Arrange every line of the listing below as a numbered list, omitting any blank lines.

..............................

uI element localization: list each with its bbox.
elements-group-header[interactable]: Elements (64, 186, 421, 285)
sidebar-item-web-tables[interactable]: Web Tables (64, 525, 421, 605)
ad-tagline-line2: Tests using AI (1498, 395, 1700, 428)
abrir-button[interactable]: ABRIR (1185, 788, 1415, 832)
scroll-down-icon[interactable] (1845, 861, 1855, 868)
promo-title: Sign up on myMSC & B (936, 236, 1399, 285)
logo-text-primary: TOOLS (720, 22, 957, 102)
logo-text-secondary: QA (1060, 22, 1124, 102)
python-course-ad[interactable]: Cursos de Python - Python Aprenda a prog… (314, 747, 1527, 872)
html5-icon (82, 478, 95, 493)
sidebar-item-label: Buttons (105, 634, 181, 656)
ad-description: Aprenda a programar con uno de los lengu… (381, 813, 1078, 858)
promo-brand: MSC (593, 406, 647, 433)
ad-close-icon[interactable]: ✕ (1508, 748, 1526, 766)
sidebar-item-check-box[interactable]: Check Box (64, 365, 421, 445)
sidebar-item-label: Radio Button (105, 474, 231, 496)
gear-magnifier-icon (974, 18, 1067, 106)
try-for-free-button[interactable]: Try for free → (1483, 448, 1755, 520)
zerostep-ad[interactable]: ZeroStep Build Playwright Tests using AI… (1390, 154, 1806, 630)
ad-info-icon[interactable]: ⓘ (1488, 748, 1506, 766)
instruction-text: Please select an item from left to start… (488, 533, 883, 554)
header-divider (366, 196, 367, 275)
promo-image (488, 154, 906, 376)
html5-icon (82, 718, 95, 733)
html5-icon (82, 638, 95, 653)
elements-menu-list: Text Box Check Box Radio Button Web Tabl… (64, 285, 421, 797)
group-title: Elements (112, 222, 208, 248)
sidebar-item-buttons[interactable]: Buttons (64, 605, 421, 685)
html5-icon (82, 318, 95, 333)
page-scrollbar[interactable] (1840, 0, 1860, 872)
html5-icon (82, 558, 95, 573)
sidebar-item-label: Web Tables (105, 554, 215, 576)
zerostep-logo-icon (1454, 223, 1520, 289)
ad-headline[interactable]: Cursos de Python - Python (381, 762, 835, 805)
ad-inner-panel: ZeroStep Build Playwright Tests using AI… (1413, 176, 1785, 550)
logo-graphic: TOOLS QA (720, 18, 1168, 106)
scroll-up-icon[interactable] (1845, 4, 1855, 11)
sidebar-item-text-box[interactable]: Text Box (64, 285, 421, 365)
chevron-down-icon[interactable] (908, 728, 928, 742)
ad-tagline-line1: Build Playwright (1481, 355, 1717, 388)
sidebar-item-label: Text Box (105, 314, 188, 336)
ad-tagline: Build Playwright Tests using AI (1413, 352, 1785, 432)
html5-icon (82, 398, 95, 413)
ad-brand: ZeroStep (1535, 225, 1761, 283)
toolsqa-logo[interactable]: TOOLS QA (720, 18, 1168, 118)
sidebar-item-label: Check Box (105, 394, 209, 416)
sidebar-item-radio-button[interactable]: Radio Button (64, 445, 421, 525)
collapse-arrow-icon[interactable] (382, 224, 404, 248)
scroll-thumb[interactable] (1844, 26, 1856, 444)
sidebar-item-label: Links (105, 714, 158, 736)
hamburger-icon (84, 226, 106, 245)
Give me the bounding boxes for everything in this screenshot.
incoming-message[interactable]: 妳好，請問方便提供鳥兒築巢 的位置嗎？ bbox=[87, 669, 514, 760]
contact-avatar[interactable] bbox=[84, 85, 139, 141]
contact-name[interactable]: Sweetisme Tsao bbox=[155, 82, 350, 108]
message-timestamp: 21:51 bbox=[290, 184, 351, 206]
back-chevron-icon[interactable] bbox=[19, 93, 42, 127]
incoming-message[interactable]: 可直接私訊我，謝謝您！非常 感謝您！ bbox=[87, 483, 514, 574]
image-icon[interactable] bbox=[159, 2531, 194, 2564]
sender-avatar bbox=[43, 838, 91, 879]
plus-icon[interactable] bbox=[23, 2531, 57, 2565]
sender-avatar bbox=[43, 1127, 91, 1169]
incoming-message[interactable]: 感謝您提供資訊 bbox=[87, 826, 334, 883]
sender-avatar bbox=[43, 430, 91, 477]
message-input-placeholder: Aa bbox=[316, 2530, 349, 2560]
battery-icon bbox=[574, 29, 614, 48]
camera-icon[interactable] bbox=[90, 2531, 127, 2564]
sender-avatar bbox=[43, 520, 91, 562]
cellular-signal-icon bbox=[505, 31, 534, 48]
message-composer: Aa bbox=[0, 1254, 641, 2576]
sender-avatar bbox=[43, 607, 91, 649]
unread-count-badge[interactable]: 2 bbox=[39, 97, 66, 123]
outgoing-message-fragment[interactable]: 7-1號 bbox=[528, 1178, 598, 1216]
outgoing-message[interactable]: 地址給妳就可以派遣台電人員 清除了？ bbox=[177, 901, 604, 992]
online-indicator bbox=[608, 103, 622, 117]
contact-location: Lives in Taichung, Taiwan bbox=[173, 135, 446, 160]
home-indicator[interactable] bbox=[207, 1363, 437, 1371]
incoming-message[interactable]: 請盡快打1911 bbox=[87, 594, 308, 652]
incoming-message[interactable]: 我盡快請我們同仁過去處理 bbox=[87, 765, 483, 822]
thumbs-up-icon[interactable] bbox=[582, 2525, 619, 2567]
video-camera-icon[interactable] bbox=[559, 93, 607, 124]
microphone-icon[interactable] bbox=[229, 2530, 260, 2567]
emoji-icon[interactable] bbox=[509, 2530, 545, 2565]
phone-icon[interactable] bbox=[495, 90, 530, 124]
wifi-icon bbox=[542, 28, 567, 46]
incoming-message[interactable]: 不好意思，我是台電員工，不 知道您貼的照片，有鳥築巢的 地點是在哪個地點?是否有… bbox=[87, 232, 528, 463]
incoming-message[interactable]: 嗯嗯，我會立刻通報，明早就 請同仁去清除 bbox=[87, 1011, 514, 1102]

..............................

◆ SOLUTION BELOW ◆
1. uI element localization: list each with its bbox.
2. elements-group-header[interactable]: Elements (64, 186, 421, 285)
3. sidebar-item-web-tables[interactable]: Web Tables (64, 525, 421, 605)
4. ad-tagline-line2: Tests using AI (1498, 395, 1700, 428)
5. abrir-button[interactable]: ABRIR (1185, 788, 1415, 832)
6. scroll-down-icon[interactable] (1845, 861, 1855, 868)
7. promo-title: Sign up on myMSC & B (936, 236, 1399, 285)
8. logo-text-primary: TOOLS (720, 22, 957, 102)
9. logo-text-secondary: QA (1060, 22, 1124, 102)
10. python-course-ad[interactable]: Cursos de Python - Python Aprenda a prog… (314, 747, 1527, 872)
11. html5-icon (82, 478, 95, 493)
12. sidebar-item-label: Buttons (105, 634, 181, 656)
13. ad-description: Aprenda a programar con uno de los lengu… (381, 813, 1078, 858)
14. promo-brand: MSC (593, 406, 647, 433)
15. ad-close-icon[interactable]: ✕ (1508, 748, 1526, 766)
16. sidebar-item-check-box[interactable]: Check Box (64, 365, 421, 445)
17. sidebar-item-label: Radio Button (105, 474, 231, 496)
18. gear-magnifier-icon (974, 18, 1067, 106)
19. try-for-free-button[interactable]: Try for free → (1483, 448, 1755, 520)
20. zerostep-ad[interactable]: ZeroStep Build Playwright Tests using AI… (1390, 154, 1806, 630)
21. ad-info-icon[interactable]: ⓘ (1488, 748, 1506, 766)
22. instruction-text: Please select an item from left to start… (488, 533, 883, 554)
23. header-divider (366, 196, 367, 275)
24. promo-image (488, 154, 906, 376)
25. html5-icon (82, 718, 95, 733)
26. html5-icon (82, 638, 95, 653)
27. elements-menu-list: Text Box Check Box Radio Button Web Tabl… (64, 285, 421, 797)
28. group-title: Elements (112, 222, 208, 248)
29. sidebar-item-buttons[interactable]: Buttons (64, 605, 421, 685)
30. html5-icon (82, 318, 95, 333)
31. page-scrollbar[interactable] (1840, 0, 1860, 872)
32. html5-icon (82, 558, 95, 573)
33. sidebar-item-label: Web Tables (105, 554, 215, 576)
34. zerostep-logo-icon (1454, 223, 1520, 289)
35. ad-headline[interactable]: Cursos de Python - Python (381, 762, 835, 805)
36. ad-inner-panel: ZeroStep Build Playwright Tests using AI… (1413, 176, 1785, 550)
37. logo-graphic: TOOLS QA (720, 18, 1168, 106)
38. scroll-up-icon[interactable] (1845, 4, 1855, 11)
39. sidebar-item-text-box[interactable]: Text Box (64, 285, 421, 365)
40. chevron-down-icon[interactable] (908, 728, 928, 742)
41. ad-tagline-line1: Build Playwright (1481, 355, 1717, 388)
42. sidebar-item-label: Text Box (105, 314, 188, 336)
43. ad-tagline: Build Playwright Tests using AI (1413, 352, 1785, 432)
44. html5-icon (82, 398, 95, 413)
45. ad-brand: ZeroStep (1535, 225, 1761, 283)
46. toolsqa-logo[interactable]: TOOLS QA (720, 18, 1168, 118)
47. sidebar-item-label: Check Box (105, 394, 209, 416)
48. sidebar-item-radio-button[interactable]: Radio Button (64, 445, 421, 525)
49. collapse-arrow-icon[interactable] (382, 224, 404, 248)
50. scroll-thumb[interactable] (1844, 26, 1856, 444)
51. sidebar-item-label: Links (105, 714, 158, 736)
52. hamburger-icon (84, 226, 106, 245)
53. Give me the bounding boxes for everything in this screenshot.
54. incoming-message[interactable]: 妳好，請問方便提供鳥兒築巢 的位置嗎？ bbox=[87, 669, 514, 760]
55. contact-avatar[interactable] bbox=[84, 85, 139, 141]
56. contact-name[interactable]: Sweetisme Tsao bbox=[155, 82, 350, 108]
57. message-timestamp: 21:51 bbox=[290, 184, 351, 206]
58. back-chevron-icon[interactable] bbox=[19, 93, 42, 127]
59. incoming-message[interactable]: 可直接私訊我，謝謝您！非常 感謝您！ bbox=[87, 483, 514, 574]
60. image-icon[interactable] bbox=[159, 2531, 194, 2564]
61. sender-avatar bbox=[43, 838, 91, 879]
62. plus-icon[interactable] bbox=[23, 2531, 57, 2565]
63. sender-avatar bbox=[43, 1127, 91, 1169]
64. incoming-message[interactable]: 感謝您提供資訊 bbox=[87, 826, 334, 883]
65. sender-avatar bbox=[43, 430, 91, 477]
66. message-input-placeholder: Aa bbox=[316, 2530, 349, 2560]
67. battery-icon bbox=[574, 29, 614, 48]
68. camera-icon[interactable] bbox=[90, 2531, 127, 2564]
69. sender-avatar bbox=[43, 520, 91, 562]
70. cellular-signal-icon bbox=[505, 31, 534, 48]
71. message-composer: Aa bbox=[0, 1254, 641, 2576]
72. sender-avatar bbox=[43, 607, 91, 649]
73. unread-count-badge[interactable]: 2 bbox=[39, 97, 66, 123]
74. outgoing-message-fragment[interactable]: 7-1號 bbox=[528, 1178, 598, 1216]
75. outgoing-message[interactable]: 地址給妳就可以派遣台電人員 清除了？ bbox=[177, 901, 604, 992]
76. online-indicator bbox=[608, 103, 622, 117]
77. contact-location: Lives in Taichung, Taiwan bbox=[173, 135, 446, 160]
78. home-indicator[interactable] bbox=[207, 1363, 437, 1371]
79. incoming-message[interactable]: 請盡快打1911 bbox=[87, 594, 308, 652]
80. incoming-message[interactable]: 我盡快請我們同仁過去處理 bbox=[87, 765, 483, 822]
81. thumbs-up-icon[interactable] bbox=[582, 2525, 619, 2567]
82. video-camera-icon[interactable] bbox=[559, 93, 607, 124]
83. microphone-icon[interactable] bbox=[229, 2530, 260, 2567]
84. emoji-icon[interactable] bbox=[509, 2530, 545, 2565]
85. phone-icon[interactable] bbox=[495, 90, 530, 124]
86. wifi-icon bbox=[542, 28, 567, 46]
87. incoming-message[interactable]: 不好意思，我是台電員工，不 知道您貼的照片，有鳥築巢的 地點是在哪個地點?是否有… bbox=[87, 232, 528, 463]
88. incoming-message[interactable]: 嗯嗯，我會立刻通報，明早就 請同仁去清除 bbox=[87, 1011, 514, 1102]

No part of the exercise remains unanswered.